- EXERCISE: Across the following data, how many lines include the string "verkningsgrad"? Reply with the number and nothing more.
•••
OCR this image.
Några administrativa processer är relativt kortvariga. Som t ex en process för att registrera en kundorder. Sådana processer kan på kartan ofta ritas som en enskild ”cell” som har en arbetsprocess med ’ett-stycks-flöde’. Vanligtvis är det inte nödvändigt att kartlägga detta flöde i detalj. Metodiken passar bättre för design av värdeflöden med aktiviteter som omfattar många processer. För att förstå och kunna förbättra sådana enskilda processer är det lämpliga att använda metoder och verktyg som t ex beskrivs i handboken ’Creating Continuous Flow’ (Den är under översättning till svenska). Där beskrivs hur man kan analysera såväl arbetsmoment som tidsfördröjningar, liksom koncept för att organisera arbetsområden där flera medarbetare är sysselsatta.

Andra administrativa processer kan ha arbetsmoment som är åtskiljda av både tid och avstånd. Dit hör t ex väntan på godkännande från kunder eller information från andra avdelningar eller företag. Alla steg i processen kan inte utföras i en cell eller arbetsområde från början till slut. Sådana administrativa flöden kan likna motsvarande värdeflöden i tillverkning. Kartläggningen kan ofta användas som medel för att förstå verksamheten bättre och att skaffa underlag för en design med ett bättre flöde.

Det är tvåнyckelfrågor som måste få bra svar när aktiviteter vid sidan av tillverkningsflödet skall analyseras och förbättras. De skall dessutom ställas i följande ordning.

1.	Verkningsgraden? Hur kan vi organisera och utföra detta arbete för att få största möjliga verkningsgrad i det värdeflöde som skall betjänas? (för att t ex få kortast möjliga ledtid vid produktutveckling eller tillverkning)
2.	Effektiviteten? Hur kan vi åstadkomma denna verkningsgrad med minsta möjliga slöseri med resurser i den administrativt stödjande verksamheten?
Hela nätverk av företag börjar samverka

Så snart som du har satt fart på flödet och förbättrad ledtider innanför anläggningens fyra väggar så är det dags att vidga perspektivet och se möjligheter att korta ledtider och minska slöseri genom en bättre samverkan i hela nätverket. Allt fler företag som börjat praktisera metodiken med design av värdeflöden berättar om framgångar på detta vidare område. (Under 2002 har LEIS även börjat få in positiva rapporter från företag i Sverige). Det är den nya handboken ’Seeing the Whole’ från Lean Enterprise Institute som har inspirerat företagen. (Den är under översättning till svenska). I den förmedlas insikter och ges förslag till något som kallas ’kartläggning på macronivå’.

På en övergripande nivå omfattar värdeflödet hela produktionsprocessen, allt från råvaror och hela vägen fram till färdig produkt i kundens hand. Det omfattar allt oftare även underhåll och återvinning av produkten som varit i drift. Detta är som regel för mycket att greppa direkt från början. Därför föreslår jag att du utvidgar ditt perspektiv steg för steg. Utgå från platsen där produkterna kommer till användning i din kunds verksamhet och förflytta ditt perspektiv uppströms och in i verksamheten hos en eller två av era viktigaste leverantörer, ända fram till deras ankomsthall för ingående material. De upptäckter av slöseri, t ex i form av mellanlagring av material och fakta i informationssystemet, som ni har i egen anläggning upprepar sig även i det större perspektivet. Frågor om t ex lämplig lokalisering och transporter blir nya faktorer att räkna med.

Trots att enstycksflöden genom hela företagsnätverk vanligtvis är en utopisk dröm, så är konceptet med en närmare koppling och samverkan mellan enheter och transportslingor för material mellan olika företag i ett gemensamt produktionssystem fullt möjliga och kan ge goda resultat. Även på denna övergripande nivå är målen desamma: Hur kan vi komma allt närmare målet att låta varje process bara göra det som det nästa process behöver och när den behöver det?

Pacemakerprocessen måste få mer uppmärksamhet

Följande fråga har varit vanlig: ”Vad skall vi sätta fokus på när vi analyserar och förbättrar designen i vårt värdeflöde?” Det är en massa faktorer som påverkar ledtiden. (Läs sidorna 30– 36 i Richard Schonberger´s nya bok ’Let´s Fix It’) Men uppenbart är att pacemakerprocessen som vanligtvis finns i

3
•••
- OUTPUT FOR THIS EXERCISE: 2